* _SHORT TASK_:
Every line of the material below should be repeated exactly.
== DATA FOR PROCESSING ==
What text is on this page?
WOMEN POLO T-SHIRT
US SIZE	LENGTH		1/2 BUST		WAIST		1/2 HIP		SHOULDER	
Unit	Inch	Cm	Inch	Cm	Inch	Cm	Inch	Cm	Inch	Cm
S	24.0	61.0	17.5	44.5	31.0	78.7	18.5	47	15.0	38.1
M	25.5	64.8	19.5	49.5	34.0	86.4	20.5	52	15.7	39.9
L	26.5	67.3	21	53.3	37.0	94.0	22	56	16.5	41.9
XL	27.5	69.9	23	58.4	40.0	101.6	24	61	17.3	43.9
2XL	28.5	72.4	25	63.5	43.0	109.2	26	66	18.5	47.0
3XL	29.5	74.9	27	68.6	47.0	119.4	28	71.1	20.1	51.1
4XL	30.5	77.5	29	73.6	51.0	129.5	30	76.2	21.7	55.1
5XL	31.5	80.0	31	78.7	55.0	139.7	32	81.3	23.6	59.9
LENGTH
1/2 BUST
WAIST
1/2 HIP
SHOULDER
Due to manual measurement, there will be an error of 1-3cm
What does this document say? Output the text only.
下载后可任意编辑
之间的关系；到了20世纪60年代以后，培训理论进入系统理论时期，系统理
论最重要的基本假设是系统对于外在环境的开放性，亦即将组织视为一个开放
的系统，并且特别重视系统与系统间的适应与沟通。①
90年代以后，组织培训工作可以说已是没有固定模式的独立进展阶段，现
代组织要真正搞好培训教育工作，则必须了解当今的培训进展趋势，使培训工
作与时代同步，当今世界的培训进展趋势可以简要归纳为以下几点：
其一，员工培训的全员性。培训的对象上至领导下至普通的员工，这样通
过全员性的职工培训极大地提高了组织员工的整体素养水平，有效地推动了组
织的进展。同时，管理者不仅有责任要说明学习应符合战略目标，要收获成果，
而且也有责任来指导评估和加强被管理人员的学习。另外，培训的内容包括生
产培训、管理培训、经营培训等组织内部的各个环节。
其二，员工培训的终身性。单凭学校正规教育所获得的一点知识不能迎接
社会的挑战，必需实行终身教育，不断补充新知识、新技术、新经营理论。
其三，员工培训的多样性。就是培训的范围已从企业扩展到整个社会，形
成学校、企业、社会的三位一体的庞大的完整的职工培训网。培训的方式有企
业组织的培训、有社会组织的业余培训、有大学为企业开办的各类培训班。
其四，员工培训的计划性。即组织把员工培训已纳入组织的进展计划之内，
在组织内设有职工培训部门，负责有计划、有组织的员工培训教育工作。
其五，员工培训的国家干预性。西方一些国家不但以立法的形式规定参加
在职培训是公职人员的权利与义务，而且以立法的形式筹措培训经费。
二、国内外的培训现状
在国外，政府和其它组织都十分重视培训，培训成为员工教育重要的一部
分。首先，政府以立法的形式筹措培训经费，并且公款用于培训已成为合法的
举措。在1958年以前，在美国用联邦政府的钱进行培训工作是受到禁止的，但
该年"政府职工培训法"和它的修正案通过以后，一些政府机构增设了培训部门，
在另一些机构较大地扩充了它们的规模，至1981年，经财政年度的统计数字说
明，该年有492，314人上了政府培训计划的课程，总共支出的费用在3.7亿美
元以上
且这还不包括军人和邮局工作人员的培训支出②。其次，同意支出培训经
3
===
* _WRITTEN ANSWER_:
What text is on this page?
WOMEN POLO T-SHIRT
US SIZE	LENGTH		1/2 BUST		WAIST		1/2 HIP		SHOULDER	
Unit	Inch	Cm	Inch	Cm	Inch	Cm	Inch	Cm	Inch	Cm
S	24.0	61.0	17.5	44.5	31.0	78.7	18.5	47	15.0	38.1
M	25.5	64.8	19.5	49.5	34.0	86.4	20.5	52	15.7	39.9
L	26.5	67.3	21	53.3	37.0	94.0	22	56	16.5	41.9
XL	27.5	69.9	23	58.4	40.0	101.6	24	61	17.3	43.9
2XL	28.5	72.4	25	63.5	43.0	109.2	26	66	18.5	47.0
3XL	29.5	74.9	27	68.6	47.0	119.4	28	71.1	20.1	51.1
4XL	30.5	77.5	29	73.6	51.0	129.5	30	76.2	21.7	55.1
5XL	31.5	80.0	31	78.7	55.0	139.7	32	81.3	23.6	59.9
LENGTH
1/2 BUST
WAIST
1/2 HIP
SHOULDER
Due to manual measurement, there will be an error of 1-3cm
What does this document say? Output the text only.
下载后可任意编辑
之间的关系；到了20世纪60年代以后，培训理论进入系统理论时期，系统理
论最重要的基本假设是系统对于外在环境的开放性，亦即将组织视为一个开放
的系统，并且特别重视系统与系统间的适应与沟通。①
90年代以后，组织培训工作可以说已是没有固定模式的独立进展阶段，现
代组织要真正搞好培训教育工作，则必须了解当今的培训进展趋势，使培训工
作与时代同步，当今世界的培训进展趋势可以简要归纳为以下几点：
其一，员工培训的全员性。培训的对象上至领导下至普通的员工，这样通
过全员性的职工培训极大地提高了组织员工的整体素养水平，有效地推动了组
织的进展。同时，管理者不仅有责任要说明学习应符合战略目标，要收获成果，
而且也有责任来指导评估和加强被管理人员的学习。另外，培训的内容包括生
产培训、管理培训、经营培训等组织内部的各个环节。
其二，员工培训的终身性。单凭学校正规教育所获得的一点知识不能迎接
社会的挑战，必需实行终身教育，不断补充新知识、新技术、新经营理论。
其三，员工培训的多样性。就是培训的范围已从企业扩展到整个社会，形
成学校、企业、社会的三位一体的庞大的完整的职工培训网。培训的方式有企
业组织的培训、有社会组织的业余培训、有大学为企业开办的各类培训班。
其四，员工培训的计划性。即组织把员工培训已纳入组织的进展计划之内，
在组织内设有职工培训部门，负责有计划、有组织的员工培训教育工作。
其五，员工培训的国家干预性。西方一些国家不但以立法的形式规定参加
在职培训是公职人员的权利与义务，而且以立法的形式筹措培训经费。
二、国内外的培训现状
在国外，政府和其它组织都十分重视培训，培训成为员工教育重要的一部
分。首先，政府以立法的形式筹措培训经费，并且公款用于培训已成为合法的
举措。在1958年以前，在美国用联邦政府的钱进行培训工作是受到禁止的，但
该年"政府职工培训法"和它的修正案通过以后，一些政府机构增设了培训部门，
在另一些机构较大地扩充了它们的规模，至1981年，经财政年度的统计数字说
明，该年有492，314人上了政府培训计划的课程，总共支出的费用在3.7亿美
元以上
且这还不包括军人和邮局工作人员的培训支出②。其次，同意支出培训经
3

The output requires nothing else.